> [Aim] Reproduce the listing verbatim.

====================

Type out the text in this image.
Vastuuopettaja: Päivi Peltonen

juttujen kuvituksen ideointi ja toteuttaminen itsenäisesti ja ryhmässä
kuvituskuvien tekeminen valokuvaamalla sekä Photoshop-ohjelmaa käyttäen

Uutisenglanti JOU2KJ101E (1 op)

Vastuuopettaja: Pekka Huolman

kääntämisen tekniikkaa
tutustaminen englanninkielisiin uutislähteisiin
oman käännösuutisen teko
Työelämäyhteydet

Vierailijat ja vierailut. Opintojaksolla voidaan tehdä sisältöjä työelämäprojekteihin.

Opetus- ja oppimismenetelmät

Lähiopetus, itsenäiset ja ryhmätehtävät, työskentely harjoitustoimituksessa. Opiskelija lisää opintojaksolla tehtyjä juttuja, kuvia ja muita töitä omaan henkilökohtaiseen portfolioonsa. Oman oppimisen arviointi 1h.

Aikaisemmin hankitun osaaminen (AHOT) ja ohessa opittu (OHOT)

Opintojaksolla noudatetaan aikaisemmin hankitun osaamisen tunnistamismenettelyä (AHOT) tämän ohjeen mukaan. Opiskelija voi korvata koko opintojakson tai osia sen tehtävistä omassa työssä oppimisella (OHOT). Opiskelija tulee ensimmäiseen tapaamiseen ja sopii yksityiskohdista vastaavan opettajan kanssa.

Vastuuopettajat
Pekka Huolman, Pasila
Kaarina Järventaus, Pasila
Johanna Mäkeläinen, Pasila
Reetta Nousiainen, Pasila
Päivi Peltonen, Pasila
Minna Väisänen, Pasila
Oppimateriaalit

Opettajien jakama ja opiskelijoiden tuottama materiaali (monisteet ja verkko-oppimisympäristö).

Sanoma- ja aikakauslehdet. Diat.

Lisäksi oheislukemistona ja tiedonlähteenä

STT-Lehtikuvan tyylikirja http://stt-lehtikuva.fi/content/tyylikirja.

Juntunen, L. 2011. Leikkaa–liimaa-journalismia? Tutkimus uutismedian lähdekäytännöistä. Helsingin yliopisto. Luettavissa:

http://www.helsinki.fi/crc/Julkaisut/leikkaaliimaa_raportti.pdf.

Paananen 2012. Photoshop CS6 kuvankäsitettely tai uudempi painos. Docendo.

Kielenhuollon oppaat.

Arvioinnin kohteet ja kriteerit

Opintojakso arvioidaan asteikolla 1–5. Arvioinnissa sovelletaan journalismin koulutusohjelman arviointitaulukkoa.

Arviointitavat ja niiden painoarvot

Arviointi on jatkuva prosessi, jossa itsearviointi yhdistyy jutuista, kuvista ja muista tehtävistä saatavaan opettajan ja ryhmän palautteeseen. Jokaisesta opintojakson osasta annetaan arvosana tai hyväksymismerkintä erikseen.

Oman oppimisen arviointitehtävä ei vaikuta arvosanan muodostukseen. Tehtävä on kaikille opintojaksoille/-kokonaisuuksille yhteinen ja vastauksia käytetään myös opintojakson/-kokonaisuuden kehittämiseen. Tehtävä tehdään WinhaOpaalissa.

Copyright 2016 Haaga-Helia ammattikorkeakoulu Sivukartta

====================

> [Problem solution]
Type out the text in this image.
Vastuuopettaja: Päivi Peltonen

juttujen kuvituksen ideointi ja toteuttaminen itsenäisesti ja ryhmässä
kuvituskuvien tekeminen valokuvaamalla sekä Photoshop-ohjelmaa käyttäen

Uutisenglanti JOU2KJ101E (1 op)

Vastuuopettaja: Pekka Huolman

kääntämisen tekniikkaa
tutustaminen englanninkielisiin uutislähteisiin
oman käännösuutisen teko
Työelämäyhteydet

Vierailijat ja vierailut. Opintojaksolla voidaan tehdä sisältöjä työelämäprojekteihin.

Opetus- ja oppimismenetelmät

Lähiopetus, itsenäiset ja ryhmätehtävät, työskentely harjoitustoimituksessa. Opiskelija lisää opintojaksolla tehtyjä juttuja, kuvia ja muita töitä omaan henkilökohtaiseen portfolioonsa. Oman oppimisen arviointi 1h.

Aikaisemmin hankitun osaaminen (AHOT) ja ohessa opittu (OHOT)

Opintojaksolla noudatetaan aikaisemmin hankitun osaamisen tunnistamismenettelyä (AHOT) tämän ohjeen mukaan. Opiskelija voi korvata koko opintojakson tai osia sen tehtävistä omassa työssä oppimisella (OHOT). Opiskelija tulee ensimmäiseen tapaamiseen ja sopii yksityiskohdista vastaavan opettajan kanssa.

Vastuuopettajat
Pekka Huolman, Pasila
Kaarina Järventaus, Pasila
Johanna Mäkeläinen, Pasila
Reetta Nousiainen, Pasila
Päivi Peltonen, Pasila
Minna Väisänen, Pasila
Oppimateriaalit

Opettajien jakama ja opiskelijoiden tuottama materiaali (monisteet ja verkko-oppimisympäristö).

Sanoma- ja aikakauslehdet. Diat.

Lisäksi oheislukemistona ja tiedonlähteenä

STT-Lehtikuvan tyylikirja http://stt-lehtikuva.fi/content/tyylikirja.

Juntunen, L. 2011. Leikkaa–liimaa-journalismia? Tutkimus uutismedian lähdekäytännöistä. Helsingin yliopisto. Luettavissa:

http://www.helsinki.fi/crc/Julkaisut/leikkaaliimaa_raportti.pdf.

Paananen 2012. Photoshop CS6 kuvankäsitettely tai uudempi painos. Docendo.

Kielenhuollon oppaat.

Arvioinnin kohteet ja kriteerit

Opintojakso arvioidaan asteikolla 1–5. Arvioinnissa sovelletaan journalismin koulutusohjelman arviointitaulukkoa.

Arviointitavat ja niiden painoarvot

Arviointi on jatkuva prosessi, jossa itsearviointi yhdistyy jutuista, kuvista ja muista tehtävistä saatavaan opettajan ja ryhmän palautteeseen. Jokaisesta opintojakson osasta annetaan arvosana tai hyväksymismerkintä erikseen.

Oman oppimisen arviointitehtävä ei vaikuta arvosanan muodostukseen. Tehtävä on kaikille opintojaksoille/-kokonaisuuksille yhteinen ja vastauksia käytetään myös opintojakson/-kokonaisuuden kehittämiseen. Tehtävä tehdään WinhaOpaalissa.

Copyright 2016 Haaga-Helia ammattikorkeakoulu Sivukartta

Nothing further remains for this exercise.